• _Stated exercise_
Pictures appear in the records below; write out everything else exactly.

──────── Task material ────────

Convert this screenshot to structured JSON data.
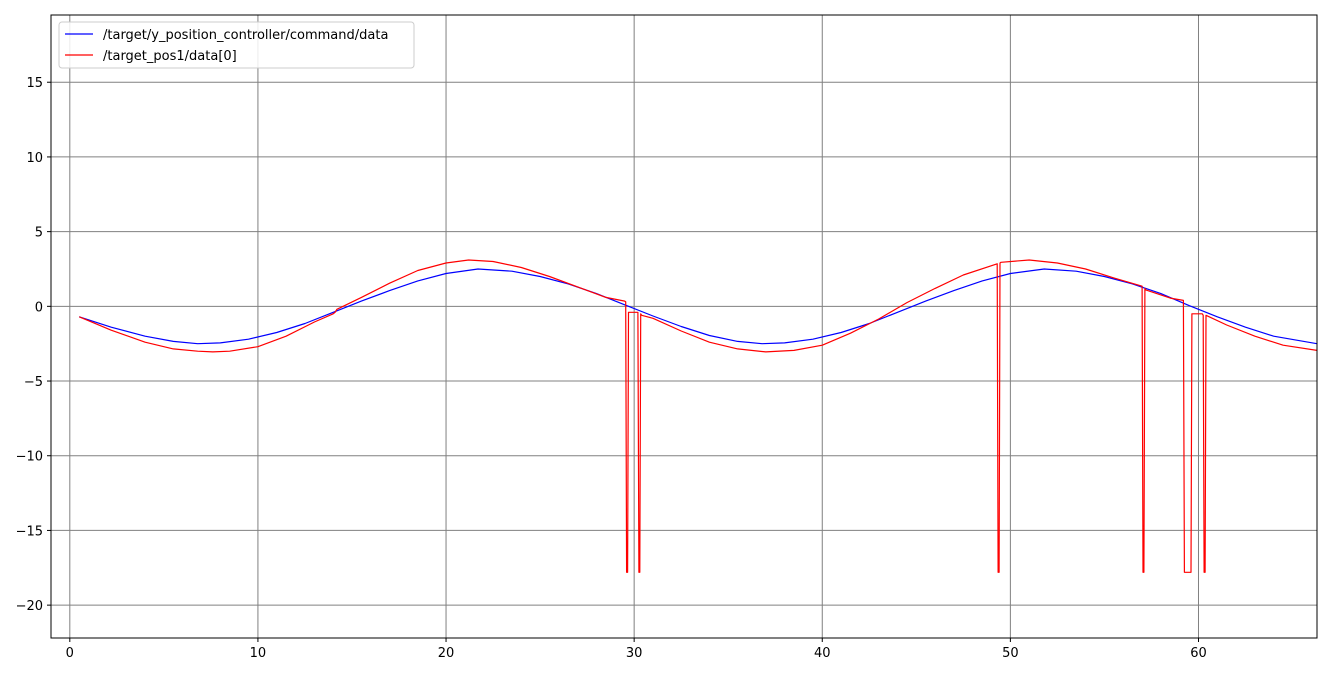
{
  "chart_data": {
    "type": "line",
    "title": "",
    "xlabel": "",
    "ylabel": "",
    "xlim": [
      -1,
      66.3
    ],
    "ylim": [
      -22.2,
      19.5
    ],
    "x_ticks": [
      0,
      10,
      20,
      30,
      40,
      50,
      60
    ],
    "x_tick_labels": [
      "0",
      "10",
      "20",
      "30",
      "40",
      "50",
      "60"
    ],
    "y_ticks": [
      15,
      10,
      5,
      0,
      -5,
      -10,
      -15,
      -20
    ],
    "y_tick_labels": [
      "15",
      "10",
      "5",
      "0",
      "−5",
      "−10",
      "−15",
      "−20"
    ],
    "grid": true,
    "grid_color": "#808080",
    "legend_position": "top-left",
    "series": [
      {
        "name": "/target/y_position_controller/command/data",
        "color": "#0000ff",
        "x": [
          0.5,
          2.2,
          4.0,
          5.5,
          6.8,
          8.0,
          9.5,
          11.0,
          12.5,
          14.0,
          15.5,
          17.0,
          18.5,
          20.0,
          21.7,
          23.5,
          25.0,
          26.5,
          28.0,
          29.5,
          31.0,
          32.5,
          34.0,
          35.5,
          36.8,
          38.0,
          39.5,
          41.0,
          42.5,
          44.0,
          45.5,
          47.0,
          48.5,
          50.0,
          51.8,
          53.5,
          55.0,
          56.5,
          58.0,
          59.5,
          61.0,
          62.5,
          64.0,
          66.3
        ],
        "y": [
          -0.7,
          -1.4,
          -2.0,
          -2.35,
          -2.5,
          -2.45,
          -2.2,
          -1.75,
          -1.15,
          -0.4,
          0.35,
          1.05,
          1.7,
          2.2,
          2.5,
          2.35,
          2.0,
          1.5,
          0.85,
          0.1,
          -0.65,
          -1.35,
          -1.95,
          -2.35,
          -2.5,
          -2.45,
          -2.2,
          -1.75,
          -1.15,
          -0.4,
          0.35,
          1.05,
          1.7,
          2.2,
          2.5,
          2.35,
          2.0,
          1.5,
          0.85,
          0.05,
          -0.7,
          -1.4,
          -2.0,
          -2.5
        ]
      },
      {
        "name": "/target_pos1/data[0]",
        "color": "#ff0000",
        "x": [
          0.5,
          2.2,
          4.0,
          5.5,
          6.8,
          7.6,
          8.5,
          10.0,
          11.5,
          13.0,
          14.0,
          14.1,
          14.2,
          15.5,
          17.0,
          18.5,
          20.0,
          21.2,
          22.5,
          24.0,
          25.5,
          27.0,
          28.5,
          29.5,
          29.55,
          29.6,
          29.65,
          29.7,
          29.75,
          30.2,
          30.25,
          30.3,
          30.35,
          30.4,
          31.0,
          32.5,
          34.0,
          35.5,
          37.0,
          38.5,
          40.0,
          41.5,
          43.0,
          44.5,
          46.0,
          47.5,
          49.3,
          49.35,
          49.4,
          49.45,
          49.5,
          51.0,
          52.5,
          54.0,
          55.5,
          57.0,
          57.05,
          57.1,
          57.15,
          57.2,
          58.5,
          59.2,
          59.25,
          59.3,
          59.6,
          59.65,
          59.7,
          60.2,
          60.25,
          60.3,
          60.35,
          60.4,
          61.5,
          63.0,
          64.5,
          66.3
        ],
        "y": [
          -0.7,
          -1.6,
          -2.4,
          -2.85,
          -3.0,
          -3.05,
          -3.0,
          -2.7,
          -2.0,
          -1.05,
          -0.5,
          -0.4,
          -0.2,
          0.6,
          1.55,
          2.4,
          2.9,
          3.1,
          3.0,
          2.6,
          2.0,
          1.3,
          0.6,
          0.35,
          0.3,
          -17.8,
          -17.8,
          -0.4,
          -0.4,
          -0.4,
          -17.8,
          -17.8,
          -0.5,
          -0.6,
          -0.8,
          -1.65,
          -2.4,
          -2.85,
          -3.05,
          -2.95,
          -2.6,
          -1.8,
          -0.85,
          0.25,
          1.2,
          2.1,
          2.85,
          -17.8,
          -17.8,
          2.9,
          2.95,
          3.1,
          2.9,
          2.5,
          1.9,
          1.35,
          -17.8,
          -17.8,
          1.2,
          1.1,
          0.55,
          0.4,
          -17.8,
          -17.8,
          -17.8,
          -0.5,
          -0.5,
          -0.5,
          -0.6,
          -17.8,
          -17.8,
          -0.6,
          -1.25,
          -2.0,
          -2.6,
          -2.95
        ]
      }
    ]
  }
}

────────

• _Written answer_
Convert this screenshot to structured JSON data.
{
  "chart_data": {
    "type": "line",
    "title": "",
    "xlabel": "",
    "ylabel": "",
    "xlim": [
      -1,
      66.3
    ],
    "ylim": [
      -22.2,
      19.5
    ],
    "x_ticks": [
      0,
      10,
      20,
      30,
      40,
      50,
      60
    ],
    "x_tick_labels": [
      "0",
      "10",
      "20",
      "30",
      "40",
      "50",
      "60"
    ],
    "y_ticks": [
      15,
      10,
      5,
      0,
      -5,
      -10,
      -15,
      -20
    ],
    "y_tick_labels": [
      "15",
      "10",
      "5",
      "0",
      "−5",
      "−10",
      "−15",
      "−20"
    ],
    "grid": true,
    "grid_color": "#808080",
    "legend_position": "top-left",
    "series": [
      {
        "name": "/target/y_position_controller/command/data",
        "color": "#0000ff",
        "x": [
          0.5,
          2.2,
          4.0,
          5.5,
          6.8,
          8.0,
          9.5,
          11.0,
          12.5,
          14.0,
          15.5,
          17.0,
          18.5,
          20.0,
          21.7,
          23.5,
          25.0,
          26.5,
          28.0,
          29.5,
          31.0,
          32.5,
          34.0,
          35.5,
          36.8,
          38.0,
          39.5,
          41.0,
          42.5,
          44.0,
          45.5,
          47.0,
          48.5,
          50.0,
          51.8,
          53.5,
          55.0,
          56.5,
          58.0,
          59.5,
          61.0,
          62.5,
          64.0,
          66.3
        ],
        "y": [
          -0.7,
          -1.4,
          -2.0,
          -2.35,
          -2.5,
          -2.45,
          -2.2,
          -1.75,
          -1.15,
          -0.4,
          0.35,
          1.05,
          1.7,
          2.2,
          2.5,
          2.35,
          2.0,
          1.5,
          0.85,
          0.1,
          -0.65,
          -1.35,
          -1.95,
          -2.35,
          -2.5,
          -2.45,
          -2.2,
          -1.75,
          -1.15,
          -0.4,
          0.35,
          1.05,
          1.7,
          2.2,
          2.5,
          2.35,
          2.0,
          1.5,
          0.85,
          0.05,
          -0.7,
          -1.4,
          -2.0,
          -2.5
        ]
      },
      {
        "name": "/target_pos1/data[0]",
        "color": "#ff0000",
        "x": [
          0.5,
          2.2,
          4.0,
          5.5,
          6.8,
          7.6,
          8.5,
          10.0,
          11.5,
          13.0,
          14.0,
          14.1,
          14.2,
          15.5,
          17.0,
          18.5,
          20.0,
          21.2,
          22.5,
          24.0,
          25.5,
          27.0,
          28.5,
          29.5,
          29.55,
          29.6,
          29.65,
          29.7,
          29.75,
          30.2,
          30.25,
          30.3,
          30.35,
          30.4,
          31.0,
          32.5,
          34.0,
          35.5,
          37.0,
          38.5,
          40.0,
          41.5,
          43.0,
          44.5,
          46.0,
          47.5,
          49.3,
          49.35,
          49.4,
          49.45,
          49.5,
          51.0,
          52.5,
          54.0,
          55.5,
          57.0,
          57.05,
          57.1,
          57.15,
          57.2,
          58.5,
          59.2,
          59.25,
          59.3,
          59.6,
          59.65,
          59.7,
          60.2,
          60.25,
          60.3,
          60.35,
          60.4,
          61.5,
          63.0,
          64.5,
          66.3
        ],
        "y": [
          -0.7,
          -1.6,
          -2.4,
          -2.85,
          -3.0,
          -3.05,
          -3.0,
          -2.7,
          -2.0,
          -1.05,
          -0.5,
          -0.4,
          -0.2,
          0.6,
          1.55,
          2.4,
          2.9,
          3.1,
          3.0,
          2.6,
          2.0,
          1.3,
          0.6,
          0.35,
          0.3,
          -17.8,
          -17.8,
          -0.4,
          -0.4,
          -0.4,
          -17.8,
          -17.8,
          -0.5,
          -0.6,
          -0.8,
          -1.65,
          -2.4,
          -2.85,
          -3.05,
          -2.95,
          -2.6,
          -1.8,
          -0.85,
          0.25,
          1.2,
          2.1,
          2.85,
          -17.8,
          -17.8,
          2.9,
          2.95,
          3.1,
          2.9,
          2.5,
          1.9,
          1.35,
          -17.8,
          -17.8,
          1.2,
          1.1,
          0.55,
          0.4,
          -17.8,
          -17.8,
          -17.8,
          -0.5,
          -0.5,
          -0.5,
          -0.6,
          -17.8,
          -17.8,
          -0.6,
          -1.25,
          -2.0,
          -2.6,
          -2.95
        ]
      }
    ]
  }
}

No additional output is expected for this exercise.